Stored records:
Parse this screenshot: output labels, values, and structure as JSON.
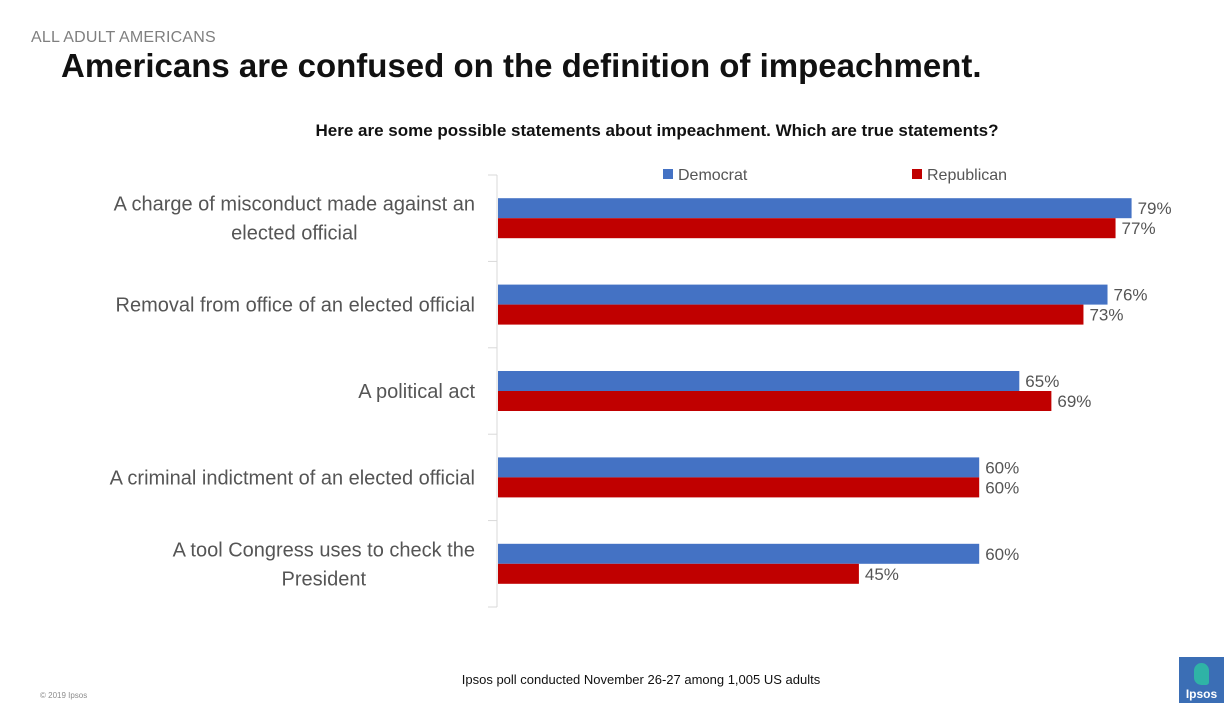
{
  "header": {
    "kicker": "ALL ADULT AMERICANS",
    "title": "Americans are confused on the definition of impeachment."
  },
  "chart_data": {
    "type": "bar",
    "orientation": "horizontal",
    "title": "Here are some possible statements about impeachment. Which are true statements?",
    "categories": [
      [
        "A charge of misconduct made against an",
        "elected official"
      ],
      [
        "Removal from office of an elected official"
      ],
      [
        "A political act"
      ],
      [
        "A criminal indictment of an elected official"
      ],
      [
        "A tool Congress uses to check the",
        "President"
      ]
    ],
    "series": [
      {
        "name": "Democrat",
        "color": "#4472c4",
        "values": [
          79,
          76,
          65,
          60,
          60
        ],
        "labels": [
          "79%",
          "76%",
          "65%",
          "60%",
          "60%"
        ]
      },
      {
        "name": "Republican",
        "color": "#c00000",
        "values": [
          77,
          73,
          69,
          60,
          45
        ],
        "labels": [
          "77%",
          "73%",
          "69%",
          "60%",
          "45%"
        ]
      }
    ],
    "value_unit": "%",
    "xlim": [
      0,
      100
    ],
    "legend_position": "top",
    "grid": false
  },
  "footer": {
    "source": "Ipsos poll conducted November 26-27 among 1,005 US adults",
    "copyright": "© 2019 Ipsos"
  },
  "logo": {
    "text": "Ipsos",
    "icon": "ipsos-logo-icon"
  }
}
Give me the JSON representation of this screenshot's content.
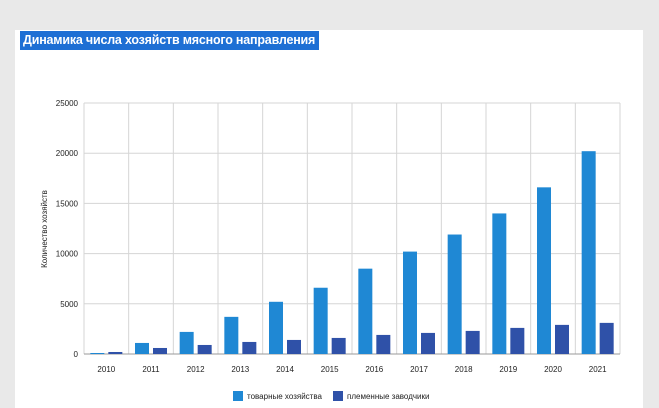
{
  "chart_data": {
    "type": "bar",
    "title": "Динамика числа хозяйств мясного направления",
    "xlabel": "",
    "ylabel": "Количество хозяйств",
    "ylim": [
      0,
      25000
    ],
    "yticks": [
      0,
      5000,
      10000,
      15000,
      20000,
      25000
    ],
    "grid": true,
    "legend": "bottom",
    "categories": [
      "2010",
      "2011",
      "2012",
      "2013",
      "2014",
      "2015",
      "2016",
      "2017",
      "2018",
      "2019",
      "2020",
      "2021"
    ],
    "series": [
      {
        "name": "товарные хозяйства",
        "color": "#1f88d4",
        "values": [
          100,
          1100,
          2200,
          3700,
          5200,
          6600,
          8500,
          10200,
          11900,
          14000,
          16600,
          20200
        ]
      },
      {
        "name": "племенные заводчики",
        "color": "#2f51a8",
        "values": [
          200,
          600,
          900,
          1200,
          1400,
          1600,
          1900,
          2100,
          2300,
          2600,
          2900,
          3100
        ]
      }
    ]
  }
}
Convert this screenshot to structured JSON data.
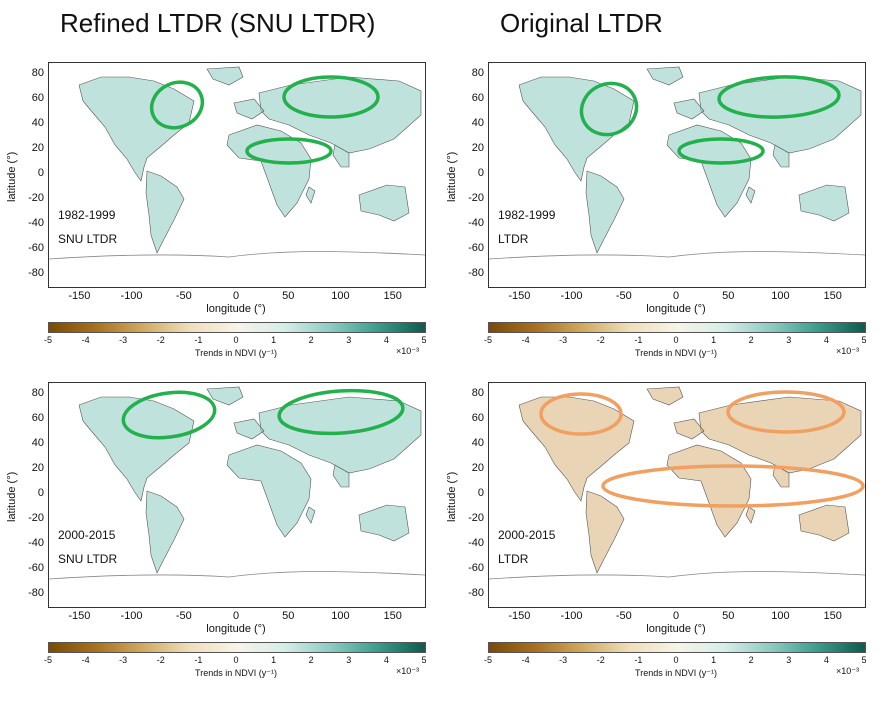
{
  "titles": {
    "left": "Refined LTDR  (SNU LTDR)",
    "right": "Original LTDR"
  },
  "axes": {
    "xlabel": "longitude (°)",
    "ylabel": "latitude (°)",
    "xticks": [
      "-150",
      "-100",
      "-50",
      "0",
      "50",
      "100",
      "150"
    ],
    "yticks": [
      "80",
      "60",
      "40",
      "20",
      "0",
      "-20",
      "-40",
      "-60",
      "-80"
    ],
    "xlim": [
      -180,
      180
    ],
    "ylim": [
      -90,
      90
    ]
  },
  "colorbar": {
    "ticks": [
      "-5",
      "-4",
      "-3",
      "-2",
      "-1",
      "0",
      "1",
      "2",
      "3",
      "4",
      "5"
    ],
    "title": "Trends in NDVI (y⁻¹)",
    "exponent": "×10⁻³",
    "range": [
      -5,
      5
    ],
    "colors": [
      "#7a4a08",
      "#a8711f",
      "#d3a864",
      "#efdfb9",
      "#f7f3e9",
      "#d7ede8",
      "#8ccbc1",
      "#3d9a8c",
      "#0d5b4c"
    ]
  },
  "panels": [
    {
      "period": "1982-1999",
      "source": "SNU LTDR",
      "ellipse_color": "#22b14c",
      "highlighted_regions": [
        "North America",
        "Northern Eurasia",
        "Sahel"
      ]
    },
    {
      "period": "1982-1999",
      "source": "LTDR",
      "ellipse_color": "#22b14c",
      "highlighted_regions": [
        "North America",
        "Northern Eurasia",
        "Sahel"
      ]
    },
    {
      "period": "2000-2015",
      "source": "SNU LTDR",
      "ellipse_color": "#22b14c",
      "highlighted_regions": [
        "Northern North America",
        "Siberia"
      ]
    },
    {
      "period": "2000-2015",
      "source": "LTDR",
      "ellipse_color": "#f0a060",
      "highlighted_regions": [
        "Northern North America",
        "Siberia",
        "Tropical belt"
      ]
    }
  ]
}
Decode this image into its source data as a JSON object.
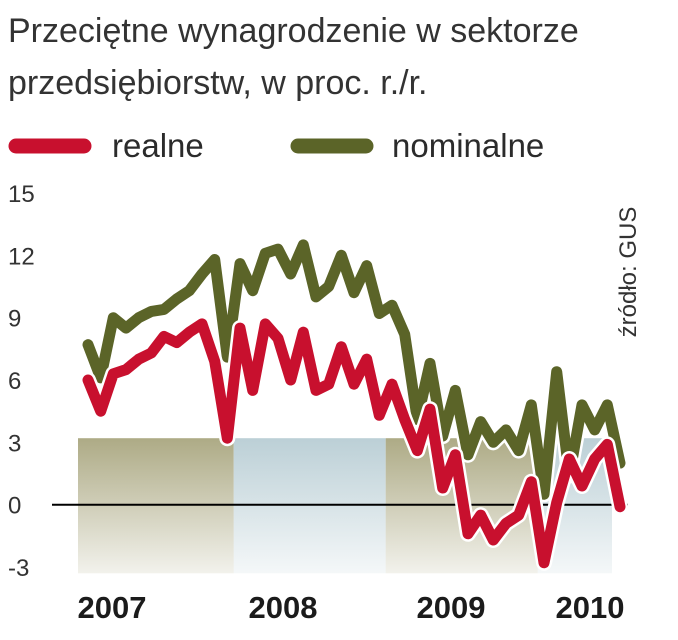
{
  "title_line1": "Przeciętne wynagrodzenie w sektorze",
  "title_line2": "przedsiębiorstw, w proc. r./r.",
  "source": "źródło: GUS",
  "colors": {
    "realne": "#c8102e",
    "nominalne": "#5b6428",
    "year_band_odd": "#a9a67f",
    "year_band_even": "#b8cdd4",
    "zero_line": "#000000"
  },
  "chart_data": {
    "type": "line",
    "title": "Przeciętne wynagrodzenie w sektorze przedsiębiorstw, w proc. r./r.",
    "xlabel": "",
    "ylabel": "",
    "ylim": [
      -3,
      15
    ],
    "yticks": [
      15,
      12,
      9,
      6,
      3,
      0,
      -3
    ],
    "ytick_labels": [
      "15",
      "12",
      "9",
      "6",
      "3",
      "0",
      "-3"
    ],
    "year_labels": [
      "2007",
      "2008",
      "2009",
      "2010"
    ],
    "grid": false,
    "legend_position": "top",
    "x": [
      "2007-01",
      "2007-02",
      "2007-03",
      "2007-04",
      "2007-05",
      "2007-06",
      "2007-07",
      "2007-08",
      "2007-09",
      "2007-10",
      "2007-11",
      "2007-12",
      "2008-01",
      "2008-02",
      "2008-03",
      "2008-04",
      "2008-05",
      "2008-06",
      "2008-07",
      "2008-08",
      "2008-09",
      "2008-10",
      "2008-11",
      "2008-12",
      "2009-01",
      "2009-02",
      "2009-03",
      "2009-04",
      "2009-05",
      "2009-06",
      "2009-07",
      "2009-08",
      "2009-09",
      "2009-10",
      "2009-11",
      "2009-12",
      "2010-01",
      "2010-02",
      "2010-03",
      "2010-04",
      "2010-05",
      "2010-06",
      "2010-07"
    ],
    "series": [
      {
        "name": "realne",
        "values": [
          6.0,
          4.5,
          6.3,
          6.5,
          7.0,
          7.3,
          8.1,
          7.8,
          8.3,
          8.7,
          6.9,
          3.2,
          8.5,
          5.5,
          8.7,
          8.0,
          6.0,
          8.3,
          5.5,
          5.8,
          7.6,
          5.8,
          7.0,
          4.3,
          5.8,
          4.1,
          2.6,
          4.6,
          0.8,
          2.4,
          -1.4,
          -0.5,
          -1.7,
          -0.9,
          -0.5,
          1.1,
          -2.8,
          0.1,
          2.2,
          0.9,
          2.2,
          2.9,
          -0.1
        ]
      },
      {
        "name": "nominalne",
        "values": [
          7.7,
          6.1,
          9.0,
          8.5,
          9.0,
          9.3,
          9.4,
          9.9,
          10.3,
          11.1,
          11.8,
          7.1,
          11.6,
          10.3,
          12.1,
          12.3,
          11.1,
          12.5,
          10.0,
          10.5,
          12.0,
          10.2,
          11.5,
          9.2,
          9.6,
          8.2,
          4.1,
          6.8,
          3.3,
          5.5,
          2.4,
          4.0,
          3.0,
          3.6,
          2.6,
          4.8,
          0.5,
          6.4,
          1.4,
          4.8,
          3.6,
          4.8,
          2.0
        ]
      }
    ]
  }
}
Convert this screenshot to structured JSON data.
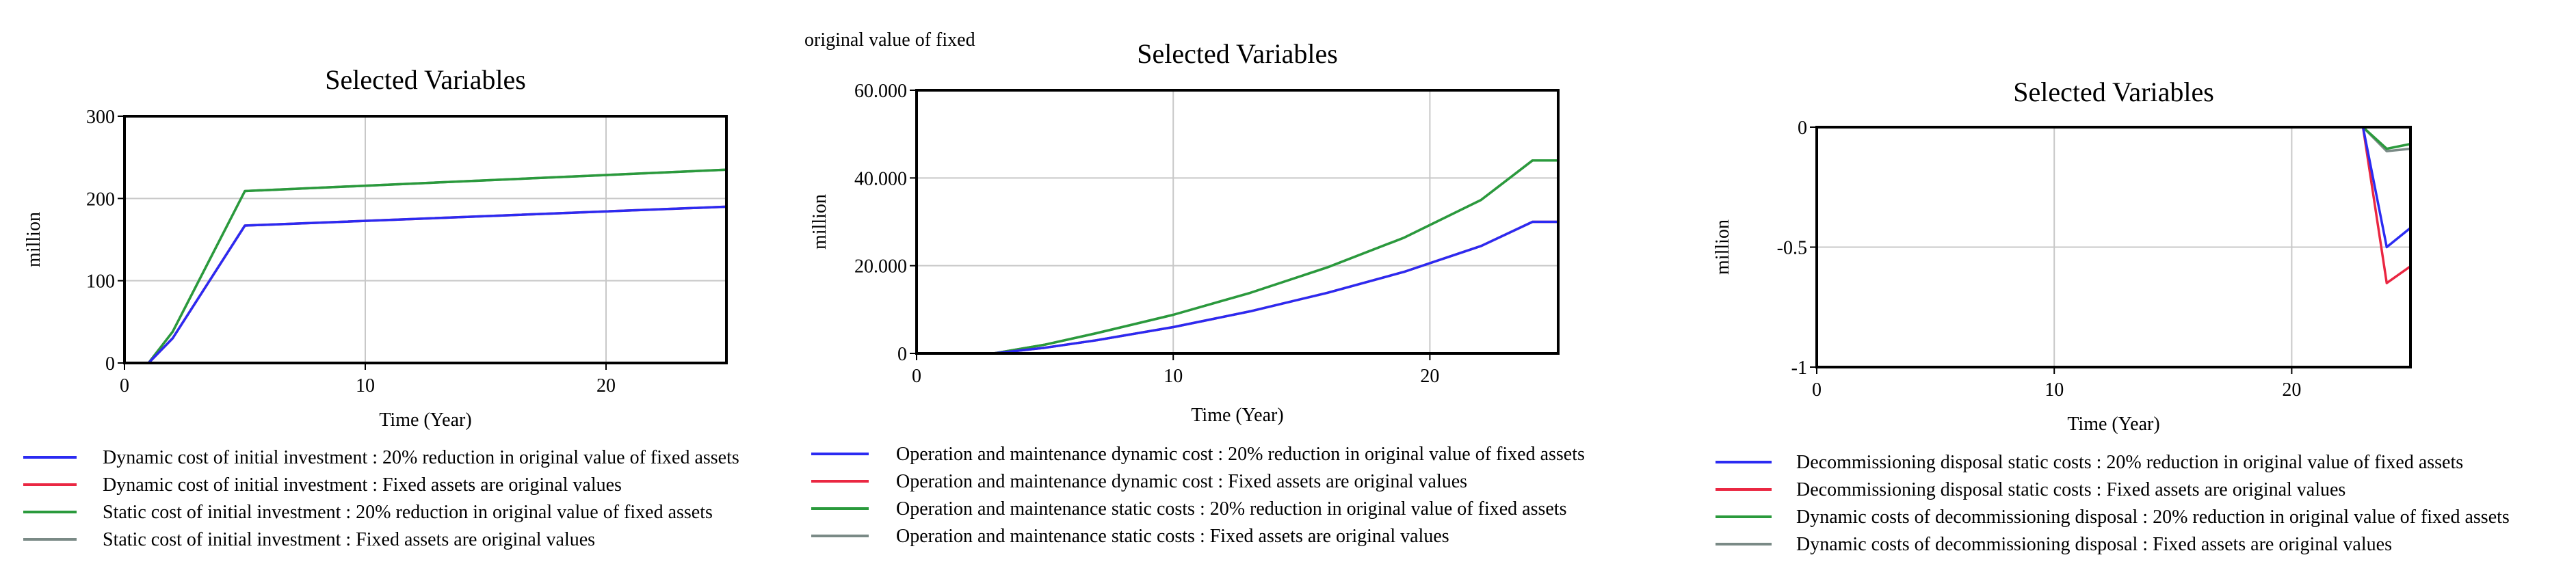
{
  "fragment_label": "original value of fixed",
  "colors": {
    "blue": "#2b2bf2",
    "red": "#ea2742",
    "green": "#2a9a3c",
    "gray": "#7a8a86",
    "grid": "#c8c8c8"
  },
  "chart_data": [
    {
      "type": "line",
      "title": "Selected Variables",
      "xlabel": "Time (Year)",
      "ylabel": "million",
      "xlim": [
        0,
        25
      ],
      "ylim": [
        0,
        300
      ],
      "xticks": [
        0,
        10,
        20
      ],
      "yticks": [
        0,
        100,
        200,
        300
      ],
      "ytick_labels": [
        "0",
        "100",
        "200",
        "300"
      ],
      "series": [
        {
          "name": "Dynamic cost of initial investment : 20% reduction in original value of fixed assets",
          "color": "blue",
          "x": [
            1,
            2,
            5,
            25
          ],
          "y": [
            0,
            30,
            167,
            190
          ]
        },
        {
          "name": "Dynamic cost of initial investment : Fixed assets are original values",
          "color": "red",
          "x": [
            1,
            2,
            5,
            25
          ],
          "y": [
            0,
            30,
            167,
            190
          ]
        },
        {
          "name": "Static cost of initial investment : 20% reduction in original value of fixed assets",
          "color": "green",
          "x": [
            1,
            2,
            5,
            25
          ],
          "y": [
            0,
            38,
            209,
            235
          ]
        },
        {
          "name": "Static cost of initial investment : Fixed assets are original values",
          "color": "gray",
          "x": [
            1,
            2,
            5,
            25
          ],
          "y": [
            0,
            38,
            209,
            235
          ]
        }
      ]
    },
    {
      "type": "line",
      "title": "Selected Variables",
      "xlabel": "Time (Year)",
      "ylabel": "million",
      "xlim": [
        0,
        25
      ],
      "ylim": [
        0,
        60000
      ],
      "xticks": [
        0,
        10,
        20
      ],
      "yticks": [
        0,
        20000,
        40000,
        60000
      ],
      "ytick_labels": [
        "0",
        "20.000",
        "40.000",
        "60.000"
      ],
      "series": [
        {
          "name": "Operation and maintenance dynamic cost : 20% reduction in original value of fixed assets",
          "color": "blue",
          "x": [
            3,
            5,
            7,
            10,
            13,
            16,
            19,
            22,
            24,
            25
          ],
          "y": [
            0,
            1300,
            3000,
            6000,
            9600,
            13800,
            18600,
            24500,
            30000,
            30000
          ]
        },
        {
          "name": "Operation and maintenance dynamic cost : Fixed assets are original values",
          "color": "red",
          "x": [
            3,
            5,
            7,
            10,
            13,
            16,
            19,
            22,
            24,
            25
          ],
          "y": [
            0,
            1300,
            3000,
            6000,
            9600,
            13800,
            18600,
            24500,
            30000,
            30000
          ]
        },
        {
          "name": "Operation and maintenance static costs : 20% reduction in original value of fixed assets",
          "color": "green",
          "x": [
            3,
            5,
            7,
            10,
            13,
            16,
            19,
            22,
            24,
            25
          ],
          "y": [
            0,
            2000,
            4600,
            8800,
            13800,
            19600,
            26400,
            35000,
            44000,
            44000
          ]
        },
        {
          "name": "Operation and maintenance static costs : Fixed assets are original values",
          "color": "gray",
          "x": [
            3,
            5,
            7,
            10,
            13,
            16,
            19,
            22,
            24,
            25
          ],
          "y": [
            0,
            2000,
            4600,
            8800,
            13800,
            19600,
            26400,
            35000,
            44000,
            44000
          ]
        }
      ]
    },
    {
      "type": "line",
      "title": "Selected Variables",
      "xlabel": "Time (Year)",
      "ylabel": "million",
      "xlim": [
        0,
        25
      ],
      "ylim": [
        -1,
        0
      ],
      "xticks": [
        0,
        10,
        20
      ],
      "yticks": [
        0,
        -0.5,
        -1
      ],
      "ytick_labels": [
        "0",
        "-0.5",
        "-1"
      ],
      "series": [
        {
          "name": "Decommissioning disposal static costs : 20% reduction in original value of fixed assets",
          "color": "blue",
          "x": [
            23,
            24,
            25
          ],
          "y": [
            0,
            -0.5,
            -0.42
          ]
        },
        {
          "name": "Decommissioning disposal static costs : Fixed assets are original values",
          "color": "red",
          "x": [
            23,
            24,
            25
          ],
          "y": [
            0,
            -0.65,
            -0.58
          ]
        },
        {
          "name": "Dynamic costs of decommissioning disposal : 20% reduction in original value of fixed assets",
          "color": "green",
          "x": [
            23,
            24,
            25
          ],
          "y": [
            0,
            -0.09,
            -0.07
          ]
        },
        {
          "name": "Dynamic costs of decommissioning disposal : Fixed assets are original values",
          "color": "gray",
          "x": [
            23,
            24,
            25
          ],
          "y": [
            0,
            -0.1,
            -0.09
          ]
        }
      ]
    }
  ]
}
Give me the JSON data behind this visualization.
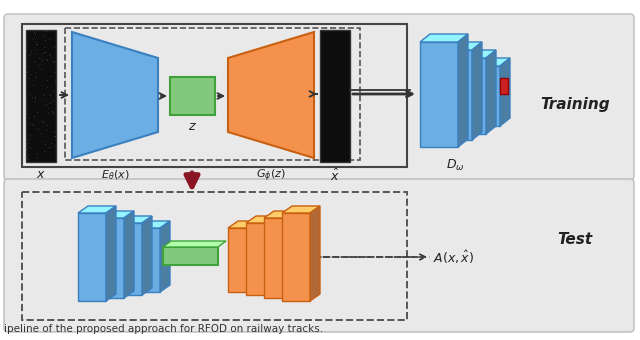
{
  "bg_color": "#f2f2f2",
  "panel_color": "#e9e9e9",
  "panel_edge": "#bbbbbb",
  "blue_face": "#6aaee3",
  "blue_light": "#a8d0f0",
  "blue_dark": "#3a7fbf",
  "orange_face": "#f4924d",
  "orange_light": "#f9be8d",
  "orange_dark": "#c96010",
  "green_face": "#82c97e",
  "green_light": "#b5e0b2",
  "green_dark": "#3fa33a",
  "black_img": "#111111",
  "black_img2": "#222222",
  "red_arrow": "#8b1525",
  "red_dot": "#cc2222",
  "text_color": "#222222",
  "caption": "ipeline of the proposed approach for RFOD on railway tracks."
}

(SHORT PROBLEM) Work out how many lines of the listing above include "JSON". Answer with the number and nothing more.

(SOLUTION TO THIS TASK) 6